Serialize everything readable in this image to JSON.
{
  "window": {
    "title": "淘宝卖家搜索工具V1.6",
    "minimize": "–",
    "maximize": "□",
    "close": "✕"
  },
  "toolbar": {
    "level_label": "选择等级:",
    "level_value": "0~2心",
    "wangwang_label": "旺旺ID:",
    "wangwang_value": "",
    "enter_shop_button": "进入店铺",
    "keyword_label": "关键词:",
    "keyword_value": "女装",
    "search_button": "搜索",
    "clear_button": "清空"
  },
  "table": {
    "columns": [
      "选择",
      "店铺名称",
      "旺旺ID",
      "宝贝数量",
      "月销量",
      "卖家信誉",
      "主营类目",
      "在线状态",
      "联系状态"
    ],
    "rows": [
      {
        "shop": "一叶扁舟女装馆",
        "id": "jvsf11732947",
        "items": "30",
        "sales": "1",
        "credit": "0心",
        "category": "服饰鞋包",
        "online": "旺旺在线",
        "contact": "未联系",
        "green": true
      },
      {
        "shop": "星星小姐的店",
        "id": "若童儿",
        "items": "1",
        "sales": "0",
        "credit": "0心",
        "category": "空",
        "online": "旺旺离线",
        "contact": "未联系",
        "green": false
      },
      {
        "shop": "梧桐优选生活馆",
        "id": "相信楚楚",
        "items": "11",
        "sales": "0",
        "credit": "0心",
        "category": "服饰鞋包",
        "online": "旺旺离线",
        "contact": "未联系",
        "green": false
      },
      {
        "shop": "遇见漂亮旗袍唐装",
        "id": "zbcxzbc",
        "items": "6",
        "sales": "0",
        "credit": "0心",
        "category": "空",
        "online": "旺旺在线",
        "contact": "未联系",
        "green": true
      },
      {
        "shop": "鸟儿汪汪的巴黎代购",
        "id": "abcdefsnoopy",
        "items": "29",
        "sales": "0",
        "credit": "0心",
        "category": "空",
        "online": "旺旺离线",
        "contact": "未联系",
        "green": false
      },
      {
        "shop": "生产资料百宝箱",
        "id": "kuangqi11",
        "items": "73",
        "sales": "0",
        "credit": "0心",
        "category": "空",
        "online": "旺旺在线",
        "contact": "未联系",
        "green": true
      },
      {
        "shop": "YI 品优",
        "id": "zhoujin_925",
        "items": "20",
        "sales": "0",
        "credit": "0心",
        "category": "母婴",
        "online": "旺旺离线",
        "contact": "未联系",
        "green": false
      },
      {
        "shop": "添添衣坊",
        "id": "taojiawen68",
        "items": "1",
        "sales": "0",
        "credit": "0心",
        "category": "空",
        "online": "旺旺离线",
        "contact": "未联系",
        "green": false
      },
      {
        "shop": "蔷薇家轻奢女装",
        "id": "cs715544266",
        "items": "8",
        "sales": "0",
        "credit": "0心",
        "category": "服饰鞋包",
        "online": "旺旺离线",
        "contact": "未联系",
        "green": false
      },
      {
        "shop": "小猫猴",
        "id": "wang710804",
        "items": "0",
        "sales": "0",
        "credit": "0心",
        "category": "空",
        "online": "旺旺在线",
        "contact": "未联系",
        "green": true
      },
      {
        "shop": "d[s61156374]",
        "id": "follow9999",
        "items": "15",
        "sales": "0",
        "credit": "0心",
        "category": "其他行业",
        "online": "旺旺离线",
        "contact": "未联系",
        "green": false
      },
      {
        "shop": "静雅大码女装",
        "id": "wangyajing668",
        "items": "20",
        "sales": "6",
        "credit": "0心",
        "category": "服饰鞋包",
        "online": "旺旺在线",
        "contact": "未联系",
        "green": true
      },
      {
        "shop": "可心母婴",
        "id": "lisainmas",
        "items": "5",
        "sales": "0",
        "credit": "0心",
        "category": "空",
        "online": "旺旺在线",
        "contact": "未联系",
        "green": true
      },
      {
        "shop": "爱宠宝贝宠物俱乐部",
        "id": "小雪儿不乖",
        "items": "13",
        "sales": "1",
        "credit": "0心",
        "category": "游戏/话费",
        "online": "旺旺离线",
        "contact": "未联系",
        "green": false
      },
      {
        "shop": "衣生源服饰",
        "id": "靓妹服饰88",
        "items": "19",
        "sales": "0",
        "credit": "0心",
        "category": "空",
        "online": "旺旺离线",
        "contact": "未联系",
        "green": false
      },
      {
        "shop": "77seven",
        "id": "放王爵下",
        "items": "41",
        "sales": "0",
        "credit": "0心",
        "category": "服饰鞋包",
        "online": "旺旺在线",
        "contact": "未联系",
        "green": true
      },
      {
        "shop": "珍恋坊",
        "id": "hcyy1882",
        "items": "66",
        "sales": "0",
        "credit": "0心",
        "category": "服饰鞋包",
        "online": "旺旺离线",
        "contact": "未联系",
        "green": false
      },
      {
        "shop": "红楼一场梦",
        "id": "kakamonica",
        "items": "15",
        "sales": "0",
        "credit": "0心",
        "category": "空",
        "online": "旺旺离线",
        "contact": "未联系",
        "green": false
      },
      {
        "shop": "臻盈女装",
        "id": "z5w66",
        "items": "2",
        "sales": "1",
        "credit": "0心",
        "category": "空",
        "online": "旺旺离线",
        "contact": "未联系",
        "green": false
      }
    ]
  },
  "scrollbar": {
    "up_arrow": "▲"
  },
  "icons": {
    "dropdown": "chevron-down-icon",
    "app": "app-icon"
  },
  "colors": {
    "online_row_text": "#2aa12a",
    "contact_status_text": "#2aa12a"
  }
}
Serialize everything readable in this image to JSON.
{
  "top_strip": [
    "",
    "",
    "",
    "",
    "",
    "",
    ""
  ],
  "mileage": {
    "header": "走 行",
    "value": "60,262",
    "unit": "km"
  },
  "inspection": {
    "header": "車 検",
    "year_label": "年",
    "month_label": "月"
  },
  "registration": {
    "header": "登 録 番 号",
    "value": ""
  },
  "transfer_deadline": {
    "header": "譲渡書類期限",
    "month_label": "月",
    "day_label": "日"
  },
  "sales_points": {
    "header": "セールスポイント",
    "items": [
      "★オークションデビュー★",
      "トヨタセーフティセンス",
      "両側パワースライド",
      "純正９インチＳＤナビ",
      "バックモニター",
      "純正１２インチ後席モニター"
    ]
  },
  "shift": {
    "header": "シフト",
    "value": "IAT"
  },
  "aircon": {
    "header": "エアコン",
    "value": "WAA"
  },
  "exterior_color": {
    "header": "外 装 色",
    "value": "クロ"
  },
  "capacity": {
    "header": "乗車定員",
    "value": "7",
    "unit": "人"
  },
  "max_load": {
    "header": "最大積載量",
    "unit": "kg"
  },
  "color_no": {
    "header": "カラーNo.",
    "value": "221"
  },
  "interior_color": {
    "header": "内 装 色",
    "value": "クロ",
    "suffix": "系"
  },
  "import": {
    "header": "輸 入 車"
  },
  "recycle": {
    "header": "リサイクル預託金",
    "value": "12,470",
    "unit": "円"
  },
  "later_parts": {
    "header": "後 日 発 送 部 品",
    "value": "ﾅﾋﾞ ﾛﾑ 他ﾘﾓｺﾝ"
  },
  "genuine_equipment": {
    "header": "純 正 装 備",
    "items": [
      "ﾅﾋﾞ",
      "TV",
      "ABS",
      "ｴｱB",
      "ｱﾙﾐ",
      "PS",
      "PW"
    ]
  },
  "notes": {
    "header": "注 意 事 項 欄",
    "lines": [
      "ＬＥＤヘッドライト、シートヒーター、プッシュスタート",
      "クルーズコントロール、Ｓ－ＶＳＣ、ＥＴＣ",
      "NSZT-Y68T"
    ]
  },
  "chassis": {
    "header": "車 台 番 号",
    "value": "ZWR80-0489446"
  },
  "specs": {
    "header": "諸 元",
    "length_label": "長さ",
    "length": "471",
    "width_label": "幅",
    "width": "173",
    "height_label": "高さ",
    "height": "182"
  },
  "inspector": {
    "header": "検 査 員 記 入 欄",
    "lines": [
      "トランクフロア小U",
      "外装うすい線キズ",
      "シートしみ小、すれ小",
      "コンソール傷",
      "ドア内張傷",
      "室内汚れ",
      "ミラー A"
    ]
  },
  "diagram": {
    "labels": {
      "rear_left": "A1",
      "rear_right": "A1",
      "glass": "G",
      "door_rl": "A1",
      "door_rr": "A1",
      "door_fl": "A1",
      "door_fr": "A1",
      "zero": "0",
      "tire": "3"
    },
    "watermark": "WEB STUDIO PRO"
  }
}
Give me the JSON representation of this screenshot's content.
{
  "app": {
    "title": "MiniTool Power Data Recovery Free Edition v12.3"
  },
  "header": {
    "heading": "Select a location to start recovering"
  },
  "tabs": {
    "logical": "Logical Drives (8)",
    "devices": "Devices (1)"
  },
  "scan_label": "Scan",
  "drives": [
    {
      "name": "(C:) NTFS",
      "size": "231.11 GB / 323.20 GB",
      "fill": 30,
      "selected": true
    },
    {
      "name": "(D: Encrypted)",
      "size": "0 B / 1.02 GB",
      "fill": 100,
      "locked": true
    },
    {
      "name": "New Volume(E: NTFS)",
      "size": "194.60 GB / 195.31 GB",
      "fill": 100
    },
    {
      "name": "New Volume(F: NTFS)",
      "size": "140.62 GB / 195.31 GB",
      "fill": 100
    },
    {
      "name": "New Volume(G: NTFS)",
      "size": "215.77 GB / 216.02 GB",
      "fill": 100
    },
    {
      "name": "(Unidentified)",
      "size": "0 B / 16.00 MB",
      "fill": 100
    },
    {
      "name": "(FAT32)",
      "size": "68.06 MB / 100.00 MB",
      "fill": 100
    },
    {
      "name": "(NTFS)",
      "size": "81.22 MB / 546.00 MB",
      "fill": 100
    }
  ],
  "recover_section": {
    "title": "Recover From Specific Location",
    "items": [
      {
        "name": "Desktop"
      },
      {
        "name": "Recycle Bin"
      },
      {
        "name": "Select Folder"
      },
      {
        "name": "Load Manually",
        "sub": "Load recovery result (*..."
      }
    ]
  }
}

________________________

Task:
From the listing above, collect each line in which the string "NTFS" appears.

Task result:
      "name": "(C:) NTFS",
      "name": "New Volume(E: NTFS)",
      "name": "New Volume(F: NTFS)",
      "name": "New Volume(G: NTFS)",
      "name": "(NTFS)",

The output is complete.